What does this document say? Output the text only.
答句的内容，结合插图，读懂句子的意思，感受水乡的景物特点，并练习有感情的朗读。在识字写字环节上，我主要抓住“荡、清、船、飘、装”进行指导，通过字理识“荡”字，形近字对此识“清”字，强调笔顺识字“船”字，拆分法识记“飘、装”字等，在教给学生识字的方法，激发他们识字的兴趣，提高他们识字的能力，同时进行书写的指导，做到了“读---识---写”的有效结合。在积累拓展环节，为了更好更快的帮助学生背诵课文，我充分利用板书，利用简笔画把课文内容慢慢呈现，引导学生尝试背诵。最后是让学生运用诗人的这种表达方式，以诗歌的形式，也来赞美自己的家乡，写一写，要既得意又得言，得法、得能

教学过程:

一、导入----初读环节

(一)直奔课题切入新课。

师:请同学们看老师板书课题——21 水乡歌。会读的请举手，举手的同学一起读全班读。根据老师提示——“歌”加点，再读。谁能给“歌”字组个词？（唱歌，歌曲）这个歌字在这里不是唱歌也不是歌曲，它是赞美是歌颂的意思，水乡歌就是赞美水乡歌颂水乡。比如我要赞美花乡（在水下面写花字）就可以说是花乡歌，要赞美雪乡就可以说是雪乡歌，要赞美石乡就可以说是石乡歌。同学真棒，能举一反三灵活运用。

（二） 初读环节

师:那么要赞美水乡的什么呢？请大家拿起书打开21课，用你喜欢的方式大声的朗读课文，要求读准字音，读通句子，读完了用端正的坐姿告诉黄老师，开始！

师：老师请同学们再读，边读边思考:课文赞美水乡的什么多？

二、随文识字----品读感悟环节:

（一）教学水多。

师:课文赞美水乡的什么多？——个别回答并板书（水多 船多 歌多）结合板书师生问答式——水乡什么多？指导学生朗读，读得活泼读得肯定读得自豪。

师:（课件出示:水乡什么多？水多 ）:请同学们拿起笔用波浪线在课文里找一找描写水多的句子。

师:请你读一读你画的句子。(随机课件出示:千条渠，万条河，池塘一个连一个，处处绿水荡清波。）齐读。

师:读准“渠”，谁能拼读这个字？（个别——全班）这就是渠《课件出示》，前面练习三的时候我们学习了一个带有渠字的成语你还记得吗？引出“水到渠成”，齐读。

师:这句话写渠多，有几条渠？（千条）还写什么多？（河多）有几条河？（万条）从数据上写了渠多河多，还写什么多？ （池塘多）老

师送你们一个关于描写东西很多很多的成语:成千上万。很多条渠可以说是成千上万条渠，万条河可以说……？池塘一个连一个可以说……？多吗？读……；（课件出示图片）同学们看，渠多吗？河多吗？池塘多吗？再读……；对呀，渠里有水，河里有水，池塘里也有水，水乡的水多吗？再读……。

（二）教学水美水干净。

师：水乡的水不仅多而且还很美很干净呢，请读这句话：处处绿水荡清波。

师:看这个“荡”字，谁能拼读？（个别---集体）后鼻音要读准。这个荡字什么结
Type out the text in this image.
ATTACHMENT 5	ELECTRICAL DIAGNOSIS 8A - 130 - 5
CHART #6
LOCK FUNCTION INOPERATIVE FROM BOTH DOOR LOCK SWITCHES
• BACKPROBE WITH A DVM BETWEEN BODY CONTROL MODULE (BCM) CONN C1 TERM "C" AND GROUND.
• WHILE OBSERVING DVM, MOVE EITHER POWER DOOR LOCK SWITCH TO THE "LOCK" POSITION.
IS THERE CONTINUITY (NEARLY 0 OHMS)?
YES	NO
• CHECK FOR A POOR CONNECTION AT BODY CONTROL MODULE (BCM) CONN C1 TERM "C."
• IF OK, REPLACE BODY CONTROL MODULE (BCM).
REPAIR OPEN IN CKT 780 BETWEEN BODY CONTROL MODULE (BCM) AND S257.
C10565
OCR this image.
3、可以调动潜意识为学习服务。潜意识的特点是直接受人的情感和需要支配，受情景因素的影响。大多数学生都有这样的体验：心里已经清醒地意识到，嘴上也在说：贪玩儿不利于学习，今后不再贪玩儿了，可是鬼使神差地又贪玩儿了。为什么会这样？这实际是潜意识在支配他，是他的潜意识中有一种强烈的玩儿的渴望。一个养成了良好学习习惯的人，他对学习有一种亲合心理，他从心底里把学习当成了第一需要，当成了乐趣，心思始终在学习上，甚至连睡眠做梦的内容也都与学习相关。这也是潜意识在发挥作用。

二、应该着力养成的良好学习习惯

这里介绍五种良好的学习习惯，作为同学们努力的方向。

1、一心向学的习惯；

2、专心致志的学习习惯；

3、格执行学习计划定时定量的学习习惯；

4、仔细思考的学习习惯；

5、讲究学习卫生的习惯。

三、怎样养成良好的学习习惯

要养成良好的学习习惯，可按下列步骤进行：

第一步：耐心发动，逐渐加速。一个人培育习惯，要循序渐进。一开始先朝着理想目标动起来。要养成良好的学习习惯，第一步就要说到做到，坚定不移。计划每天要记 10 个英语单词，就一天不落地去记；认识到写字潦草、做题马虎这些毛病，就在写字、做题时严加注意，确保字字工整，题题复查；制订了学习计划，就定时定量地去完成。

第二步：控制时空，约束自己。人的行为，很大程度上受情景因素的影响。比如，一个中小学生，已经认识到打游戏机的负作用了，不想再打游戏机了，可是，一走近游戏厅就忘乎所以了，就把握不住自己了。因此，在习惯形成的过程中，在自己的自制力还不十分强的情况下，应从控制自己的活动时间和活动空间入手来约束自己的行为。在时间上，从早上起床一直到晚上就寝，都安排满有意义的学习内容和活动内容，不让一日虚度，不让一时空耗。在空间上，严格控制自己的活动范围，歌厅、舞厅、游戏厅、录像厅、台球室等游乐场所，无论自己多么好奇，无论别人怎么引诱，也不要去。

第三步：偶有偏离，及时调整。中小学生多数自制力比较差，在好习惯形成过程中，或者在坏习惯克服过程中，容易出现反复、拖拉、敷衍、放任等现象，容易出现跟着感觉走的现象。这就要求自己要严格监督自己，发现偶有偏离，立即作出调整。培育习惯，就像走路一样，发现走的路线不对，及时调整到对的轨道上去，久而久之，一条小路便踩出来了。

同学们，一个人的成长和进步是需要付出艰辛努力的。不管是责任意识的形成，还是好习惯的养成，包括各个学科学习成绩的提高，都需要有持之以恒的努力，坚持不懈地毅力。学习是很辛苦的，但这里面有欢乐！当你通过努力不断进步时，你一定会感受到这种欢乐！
⁂
The records above must be output exactly, in full.

What does this document say? Output the text only.
答句的内容，结合插图，读懂句子的意思，感受水乡的景物特点，并练习有感情的朗读。在识字写字环节上，我主要抓住“荡、清、船、飘、装”进行指导，通过字理识“荡”字，形近字对此识“清”字，强调笔顺识字“船”字，拆分法识记“飘、装”字等，在教给学生识字的方法，激发他们识字的兴趣，提高他们识字的能力，同时进行书写的指导，做到了“读---识---写”的有效结合。在积累拓展环节，为了更好更快的帮助学生背诵课文，我充分利用板书，利用简笔画把课文内容慢慢呈现，引导学生尝试背诵。最后是让学生运用诗人的这种表达方式，以诗歌的形式，也来赞美自己的家乡，写一写，要既得意又得言，得法、得能

教学过程:

一、导入----初读环节

(一)直奔课题切入新课。

师:请同学们看老师板书课题——21 水乡歌。会读的请举手，举手的同学一起读全班读。根据老师提示——“歌”加点，再读。谁能给“歌”字组个词？（唱歌，歌曲）这个歌字在这里不是唱歌也不是歌曲，它是赞美是歌颂的意思，水乡歌就是赞美水乡歌颂水乡。比如我要赞美花乡（在水下面写花字）就可以说是花乡歌，要赞美雪乡就可以说是雪乡歌，要赞美石乡就可以说是石乡歌。同学真棒，能举一反三灵活运用。

（二） 初读环节

师:那么要赞美水乡的什么呢？请大家拿起书打开21课，用你喜欢的方式大声的朗读课文，要求读准字音，读通句子，读完了用端正的坐姿告诉黄老师，开始！

师：老师请同学们再读，边读边思考:课文赞美水乡的什么多？

二、随文识字----品读感悟环节:

（一）教学水多。

师:课文赞美水乡的什么多？——个别回答并板书（水多 船多 歌多）结合板书师生问答式——水乡什么多？指导学生朗读，读得活泼读得肯定读得自豪。

师:（课件出示:水乡什么多？水多 ）:请同学们拿起笔用波浪线在课文里找一找描写水多的句子。

师:请你读一读你画的句子。(随机课件出示:千条渠，万条河，池塘一个连一个，处处绿水荡清波。）齐读。

师:读准“渠”，谁能拼读这个字？（个别——全班）这就是渠《课件出示》，前面练习三的时候我们学习了一个带有渠字的成语你还记得吗？引出“水到渠成”，齐读。

师:这句话写渠多，有几条渠？（千条）还写什么多？（河多）有几条河？（万条）从数据上写了渠多河多，还写什么多？ （池塘多）老

师送你们一个关于描写东西很多很多的成语:成千上万。很多条渠可以说是成千上万条渠，万条河可以说……？池塘一个连一个可以说……？多吗？读……；（课件出示图片）同学们看，渠多吗？河多吗？池塘多吗？再读……；对呀，渠里有水，河里有水，池塘里也有水，水乡的水多吗？再读……。

（二）教学水美水干净。

师：水乡的水不仅多而且还很美很干净呢，请读这句话：处处绿水荡清波。

师:看这个“荡”字，谁能拼读？（个别---集体）后鼻音要读准。这个荡字什么结
Type out the text in this image.
ATTACHMENT 5	ELECTRICAL DIAGNOSIS 8A - 130 - 5
CHART #6
LOCK FUNCTION INOPERATIVE FROM BOTH DOOR LOCK SWITCHES
• BACKPROBE WITH A DVM BETWEEN BODY CONTROL MODULE (BCM) CONN C1 TERM "C" AND GROUND.
• WHILE OBSERVING DVM, MOVE EITHER POWER DOOR LOCK SWITCH TO THE "LOCK" POSITION.
IS THERE CONTINUITY (NEARLY 0 OHMS)?
YES	NO
• CHECK FOR A POOR CONNECTION AT BODY CONTROL MODULE (BCM) CONN C1 TERM "C."
• IF OK, REPLACE BODY CONTROL MODULE (BCM).
REPAIR OPEN IN CKT 780 BETWEEN BODY CONTROL MODULE (BCM) AND S257.
C10565
OCR this image.
3、可以调动潜意识为学习服务。潜意识的特点是直接受人的情感和需要支配，受情景因素的影响。大多数学生都有这样的体验：心里已经清醒地意识到，嘴上也在说：贪玩儿不利于学习，今后不再贪玩儿了，可是鬼使神差地又贪玩儿了。为什么会这样？这实际是潜意识在支配他，是他的潜意识中有一种强烈的玩儿的渴望。一个养成了良好学习习惯的人，他对学习有一种亲合心理，他从心底里把学习当成了第一需要，当成了乐趣，心思始终在学习上，甚至连睡眠做梦的内容也都与学习相关。这也是潜意识在发挥作用。

二、应该着力养成的良好学习习惯

这里介绍五种良好的学习习惯，作为同学们努力的方向。

1、一心向学的习惯；

2、专心致志的学习习惯；

3、格执行学习计划定时定量的学习习惯；

4、仔细思考的学习习惯；

5、讲究学习卫生的习惯。

三、怎样养成良好的学习习惯

要养成良好的学习习惯，可按下列步骤进行：

第一步：耐心发动，逐渐加速。一个人培育习惯，要循序渐进。一开始先朝着理想目标动起来。要养成良好的学习习惯，第一步就要说到做到，坚定不移。计划每天要记 10 个英语单词，就一天不落地去记；认识到写字潦草、做题马虎这些毛病，就在写字、做题时严加注意，确保字字工整，题题复查；制订了学习计划，就定时定量地去完成。

第二步：控制时空，约束自己。人的行为，很大程度上受情景因素的影响。比如，一个中小学生，已经认识到打游戏机的负作用了，不想再打游戏机了，可是，一走近游戏厅就忘乎所以了，就把握不住自己了。因此，在习惯形成的过程中，在自己的自制力还不十分强的情况下，应从控制自己的活动时间和活动空间入手来约束自己的行为。在时间上，从早上起床一直到晚上就寝，都安排满有意义的学习内容和活动内容，不让一日虚度，不让一时空耗。在空间上，严格控制自己的活动范围，歌厅、舞厅、游戏厅、录像厅、台球室等游乐场所，无论自己多么好奇，无论别人怎么引诱，也不要去。

第三步：偶有偏离，及时调整。中小学生多数自制力比较差，在好习惯形成过程中，或者在坏习惯克服过程中，容易出现反复、拖拉、敷衍、放任等现象，容易出现跟着感觉走的现象。这就要求自己要严格监督自己，发现偶有偏离，立即作出调整。培育习惯，就像走路一样，发现走的路线不对，及时调整到对的轨道上去，久而久之，一条小路便踩出来了。

同学们，一个人的成长和进步是需要付出艰辛努力的。不管是责任意识的形成，还是好习惯的养成，包括各个学科学习成绩的提高，都需要有持之以恒的努力，坚持不懈地毅力。学习是很辛苦的，但这里面有欢乐！当你通过努力不断进步时，你一定会感受到这种欢乐！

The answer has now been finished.